START INFORMATION PROVIDED

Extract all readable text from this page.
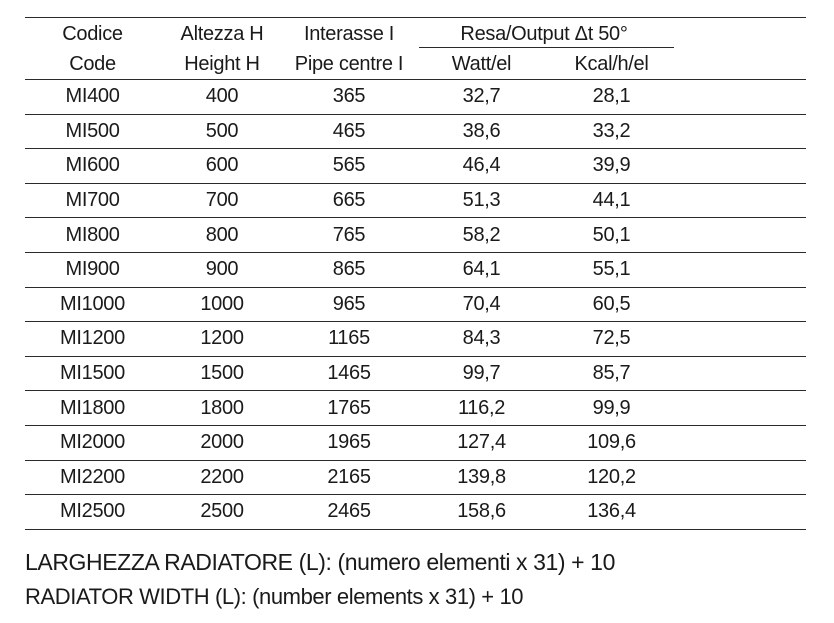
Codice	Altezza H	Interasse I	Resa/Output Δt 50°	

Code	Height H	Pipe centre I	Watt/el	Kcal/h/el	
MI400	400	365	32,7	28,1	
MI500	500	465	38,6	33,2	
MI600	600	565	46,4	39,9	
MI700	700	665	51,3	44,1	
MI800	800	765	58,2	50,1	
MI900	900	865	64,1	55,1	
MI1000	1000	965	70,4	60,5	
MI1200	1200	1165	84,3	72,5	
MI1500	1500	1465	99,7	85,7	
MI1800	1800	1765	116,2	99,9	
MI2000	2000	1965	127,4	109,6	
MI2200	2200	2165	139,8	120,2	
MI2500	2500	2465	158,6	136,4	
LARGHEZZA RADIATORE (L): (numero elementi x 31) + 10
RADIATOR WIDTH (L): (number elements x 31) + 10
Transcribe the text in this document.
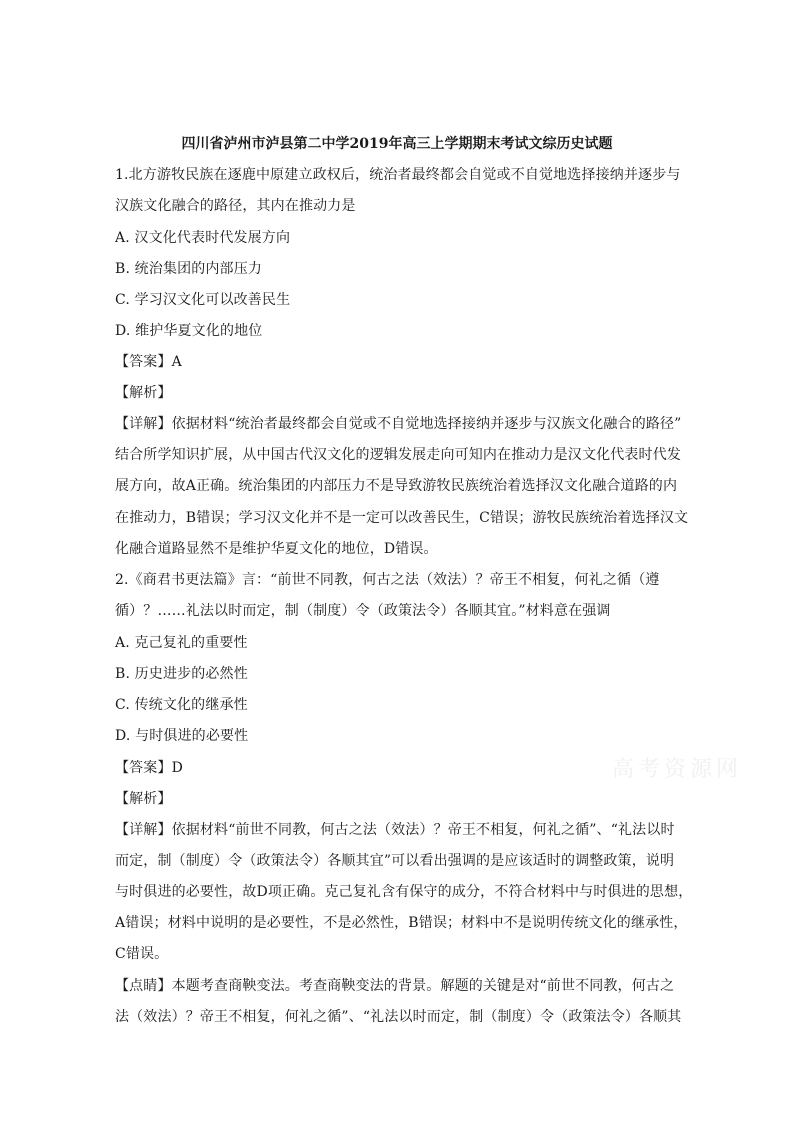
四川省泸州市泸县第二中学2019年高三上学期期末考试文综历史试题
1.北方游牧民族在逐鹿中原建立政权后，统治者最终都会自觉或不自觉地选择接纳并逐步与
汉族文化融合的路径，其内在推动力是
A. 汉文化代表时代发展方向
B. 统治集团的内部压力
C. 学习汉文化可以改善民生
D. 维护华夏文化的地位
【答案】A
【解析】
【详解】依据材料“统治者最终都会自觉或不自觉地选择接纳并逐步与汉族文化融合的路径”
结合所学知识扩展，从中国古代汉文化的逻辑发展走向可知内在推动力是汉文化代表时代发
展方向，故A正确。统治集团的内部压力不是导致游牧民族统治着选择汉文化融合道路的内
在推动力，B错误；学习汉文化并不是一定可以改善民生，C错误；游牧民族统治着选择汉文
化融合道路显然不是维护华夏文化的地位，D错误。
2.《商君书更法篇》言：“前世不同教，何古之法（效法）？帝王不相复，何礼之循（遵
循）？……礼法以时而定，制（制度）令（政策法令）各顺其宜。”材料意在强调
A. 克己复礼的重要性
B. 历史进步的必然性
C. 传统文化的继承性
D. 与时俱进的必要性
【答案】D
【解析】
【详解】依据材料“前世不同教，何古之法（效法）？帝王不相复，何礼之循”、“礼法以时
而定，制（制度）令（政策法令）各顺其宜”可以看出强调的是应该适时的调整政策，说明
与时俱进的必要性，故D项正确。克己复礼含有保守的成分，不符合材料中与时俱进的思想，
A错误；材料中说明的是必要性，不是必然性，B错误；材料中不是说明传统文化的继承性，
C错误。
【点睛】本题考查商鞅变法。考查商鞅变法的背景。解题的关键是对“前世不同教，何古之
法（效法）？帝王不相复，何礼之循”、“礼法以时而定，制（制度）令（政策法令）各顺其
高考资源网
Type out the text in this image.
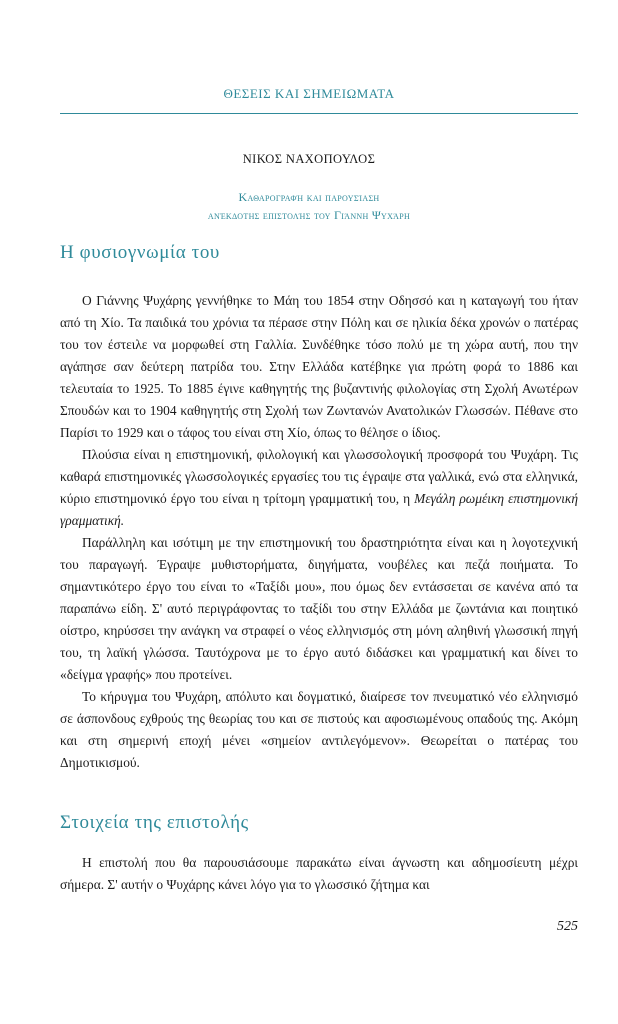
ΘΕΣΕΙΣ ΚΑΙ ΣΗΜΕΙΩΜΑΤΑ
ΝΙΚΟΣ ΝΑΧΟΠΟΥΛΟΣ
Καθαρογραφή και παρουσίαση
ανέκδοτης επιστολής του Γιάννη Ψυχάρη
Η φυσιογνωμία του

Ο Γιάννης Ψυχάρης γεννήθηκε το Μάη του 1854 στην Οδησσό και η καταγωγή του ήταν από τη Χίο. Τα παιδικά του χρόνια τα πέρασε στην Πόλη και σε ηλικία δέκα χρονών ο πατέρας του τον έστειλε να μορφωθεί στη Γαλλία. Συνδέθηκε τόσο πολύ με τη χώρα αυτή, που την αγάπησε σαν δεύτερη πατρίδα του. Στην Ελλάδα κατέβηκε για πρώτη φορά το 1886 και τελευταία το 1925. Το 1885 έγινε καθηγητής της βυζαντινής φιλολογίας στη Σχολή Ανωτέρων Σπουδών και το 1904 καθηγητής στη Σχολή των Ζωντανών Ανατολικών Γλωσσών. Πέθανε στο Παρίσι το 1929 και ο τάφος του είναι στη Χίο, όπως το θέλησε ο ίδιος.

Πλούσια είναι η επιστημονική, φιλολογική και γλωσσολογική προσφορά του Ψυχάρη. Τις καθαρά επιστημονικές γλωσσολογικές εργασίες του τις έγραψε στα γαλλικά, ενώ στα ελληνικά, κύριο επιστημονικό έργο του είναι η τρίτομη γραμματική του, η Μεγάλη ρωμέικη επιστημονική γραμματική.

Παράλληλη και ισότιμη με την επιστημονική του δραστηριότητα είναι και η λογοτεχνική του παραγωγή. Έγραψε μυθιστορήματα, διηγήματα, νουβέλες και πεζά ποιήματα. Το σημαντικότερο έργο του είναι το «Ταξίδι μου», που όμως δεν εντάσσεται σε κανένα από τα παραπάνω είδη. Σ' αυτό περιγράφοντας το ταξίδι του στην Ελλάδα με ζωντάνια και ποιητικό οίστρο, κηρύσσει την ανάγκη να στραφεί ο νέος ελληνισμός στη μόνη αληθινή γλωσσική πηγή του, τη λαϊκή γλώσσα. Ταυτόχρονα με το έργο αυτό διδάσκει και γραμματική και δίνει το «δείγμα γραφής» που προτείνει.

Το κήρυγμα του Ψυχάρη, απόλυτο και δογματικό, διαίρεσε τον πνευματικό νέο ελληνισμό σε άσπονδους εχθρούς της θεωρίας του και σε πιστούς και αφοσιωμένους οπαδούς της. Ακόμη και στη σημερινή εποχή μένει «σημείον αντιλεγόμενον». Θεωρείται ο πατέρας του Δημοτικισμού.

Στοιχεία της επιστολής

Η επιστολή που θα παρουσιάσουμε παρακάτω είναι άγνωστη και αδημοσίευτη μέχρι σήμερα. Σ' αυτήν ο Ψυχάρης κάνει λόγο για το γλωσσικό ζήτημα και

525
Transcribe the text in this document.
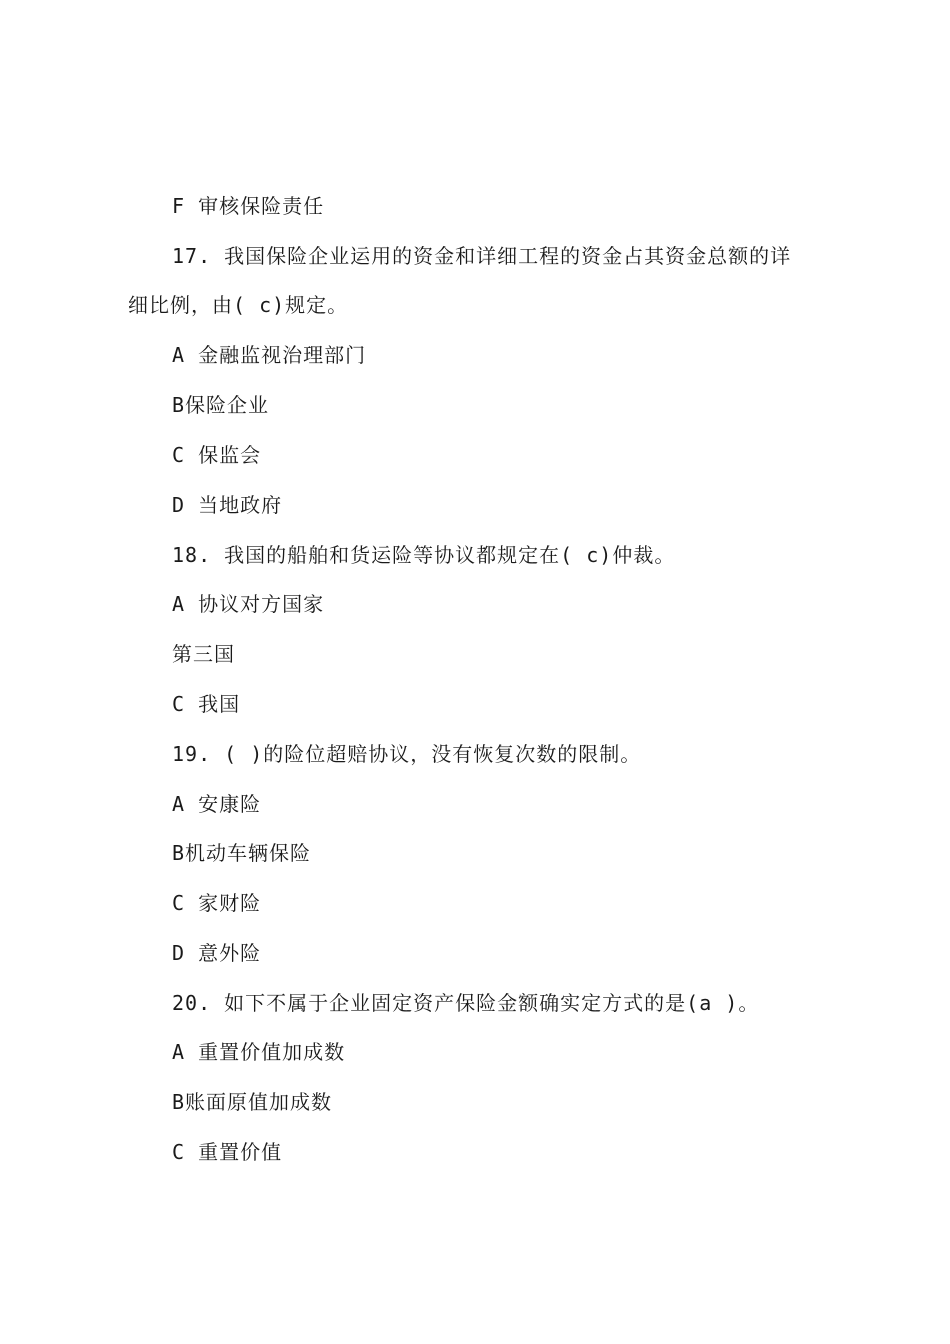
F 审核保险责任
17. 我国保险企业运用的资金和详细工程的资金占其资金总额的详
细比例，由( c)规定。
A 金融监视治理部门
B保险企业
C 保监会
D 当地政府
18. 我国的船舶和货运险等协议都规定在( c)仲裁。
A 协议对方国家
第三国
C 我国
19. ( )的险位超赔协议，没有恢复次数的限制。
A 安康险
B机动车辆保险
C 家财险
D 意外险
20. 如下不属于企业固定资产保险金额确实定方式的是(a )。
A 重置价值加成数
B账面原值加成数
C 重置价值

END INFORMATION PROVIDED

> **TASK DETAILS**
Scan the listing above for the word "各顺其宜" and show each line where it is found.

> **EXERCISE OUTPUT**
循）？……礼法以时而定，制（制度）令（政策法令）各顺其宜。”材料意在强调
而定，制（制度）令（政策法令）各顺其宜”可以看出强调的是应该适时的调整政策，说明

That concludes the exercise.